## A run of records
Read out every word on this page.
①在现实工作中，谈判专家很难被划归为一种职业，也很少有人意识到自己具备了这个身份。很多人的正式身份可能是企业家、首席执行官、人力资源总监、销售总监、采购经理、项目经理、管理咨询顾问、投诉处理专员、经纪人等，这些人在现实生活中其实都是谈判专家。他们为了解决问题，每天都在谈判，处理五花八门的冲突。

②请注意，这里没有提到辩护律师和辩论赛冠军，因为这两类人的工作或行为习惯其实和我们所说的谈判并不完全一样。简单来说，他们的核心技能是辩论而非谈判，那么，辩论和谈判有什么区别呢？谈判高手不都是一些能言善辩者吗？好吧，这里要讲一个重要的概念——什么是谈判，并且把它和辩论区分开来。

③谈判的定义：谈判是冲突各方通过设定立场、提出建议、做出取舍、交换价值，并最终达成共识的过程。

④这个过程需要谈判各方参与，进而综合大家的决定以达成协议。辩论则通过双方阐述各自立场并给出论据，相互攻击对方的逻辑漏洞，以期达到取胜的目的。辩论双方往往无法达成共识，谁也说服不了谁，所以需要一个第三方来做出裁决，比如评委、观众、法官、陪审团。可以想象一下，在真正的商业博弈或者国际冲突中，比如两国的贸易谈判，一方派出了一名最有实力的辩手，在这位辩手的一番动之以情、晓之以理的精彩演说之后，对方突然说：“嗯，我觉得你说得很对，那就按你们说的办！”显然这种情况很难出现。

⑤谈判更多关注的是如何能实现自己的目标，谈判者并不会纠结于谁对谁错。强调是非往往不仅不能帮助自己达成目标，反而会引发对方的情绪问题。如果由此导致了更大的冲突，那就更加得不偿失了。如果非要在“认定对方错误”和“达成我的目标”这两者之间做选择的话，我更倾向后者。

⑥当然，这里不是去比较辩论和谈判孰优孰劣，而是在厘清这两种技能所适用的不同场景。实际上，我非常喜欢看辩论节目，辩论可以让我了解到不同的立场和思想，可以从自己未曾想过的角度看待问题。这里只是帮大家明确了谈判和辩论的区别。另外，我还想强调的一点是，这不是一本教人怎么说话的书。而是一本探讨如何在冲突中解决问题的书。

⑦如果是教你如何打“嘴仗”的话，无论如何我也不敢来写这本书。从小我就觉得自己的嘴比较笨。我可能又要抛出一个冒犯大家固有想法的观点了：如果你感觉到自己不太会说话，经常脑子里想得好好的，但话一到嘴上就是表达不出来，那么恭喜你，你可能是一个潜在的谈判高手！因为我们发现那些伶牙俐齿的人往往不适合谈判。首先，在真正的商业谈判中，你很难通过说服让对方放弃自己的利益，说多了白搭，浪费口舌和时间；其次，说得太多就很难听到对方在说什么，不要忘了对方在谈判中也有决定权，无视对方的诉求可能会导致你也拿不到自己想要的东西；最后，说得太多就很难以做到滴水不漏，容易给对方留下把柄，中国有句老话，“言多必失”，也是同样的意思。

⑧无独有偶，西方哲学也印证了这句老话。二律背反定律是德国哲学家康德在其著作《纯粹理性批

## TO BE DONE
Reproduce all of the entries word for word.

## RESPONSE
Read out every word on this page.
①在现实工作中，谈判专家很难被划归为一种职业，也很少有人意识到自己具备了这个身份。很多人的正式身份可能是企业家、首席执行官、人力资源总监、销售总监、采购经理、项目经理、管理咨询顾问、投诉处理专员、经纪人等，这些人在现实生活中其实都是谈判专家。他们为了解决问题，每天都在谈判，处理五花八门的冲突。

②请注意，这里没有提到辩护律师和辩论赛冠军，因为这两类人的工作或行为习惯其实和我们所说的谈判并不完全一样。简单来说，他们的核心技能是辩论而非谈判，那么，辩论和谈判有什么区别呢？谈判高手不都是一些能言善辩者吗？好吧，这里要讲一个重要的概念——什么是谈判，并且把它和辩论区分开来。

③谈判的定义：谈判是冲突各方通过设定立场、提出建议、做出取舍、交换价值，并最终达成共识的过程。

④这个过程需要谈判各方参与，进而综合大家的决定以达成协议。辩论则通过双方阐述各自立场并给出论据，相互攻击对方的逻辑漏洞，以期达到取胜的目的。辩论双方往往无法达成共识，谁也说服不了谁，所以需要一个第三方来做出裁决，比如评委、观众、法官、陪审团。可以想象一下，在真正的商业博弈或者国际冲突中，比如两国的贸易谈判，一方派出了一名最有实力的辩手，在这位辩手的一番动之以情、晓之以理的精彩演说之后，对方突然说：“嗯，我觉得你说得很对，那就按你们说的办！”显然这种情况很难出现。

⑤谈判更多关注的是如何能实现自己的目标，谈判者并不会纠结于谁对谁错。强调是非往往不仅不能帮助自己达成目标，反而会引发对方的情绪问题。如果由此导致了更大的冲突，那就更加得不偿失了。如果非要在“认定对方错误”和“达成我的目标”这两者之间做选择的话，我更倾向后者。

⑥当然，这里不是去比较辩论和谈判孰优孰劣，而是在厘清这两种技能所适用的不同场景。实际上，我非常喜欢看辩论节目，辩论可以让我了解到不同的立场和思想，可以从自己未曾想过的角度看待问题。这里只是帮大家明确了谈判和辩论的区别。另外，我还想强调的一点是，这不是一本教人怎么说话的书。而是一本探讨如何在冲突中解决问题的书。

⑦如果是教你如何打“嘴仗”的话，无论如何我也不敢来写这本书。从小我就觉得自己的嘴比较笨。我可能又要抛出一个冒犯大家固有想法的观点了：如果你感觉到自己不太会说话，经常脑子里想得好好的，但话一到嘴上就是表达不出来，那么恭喜你，你可能是一个潜在的谈判高手！因为我们发现那些伶牙俐齿的人往往不适合谈判。首先，在真正的商业谈判中，你很难通过说服让对方放弃自己的利益，说多了白搭，浪费口舌和时间；其次，说得太多就很难听到对方在说什么，不要忘了对方在谈判中也有决定权，无视对方的诉求可能会导致你也拿不到自己想要的东西；最后，说得太多就很难以做到滴水不漏，容易给对方留下把柄，中国有句老话，“言多必失”，也是同样的意思。

⑧无独有偶，西方哲学也印证了这句老话。二律背反定律是德国哲学家康德在其著作《纯粹理性批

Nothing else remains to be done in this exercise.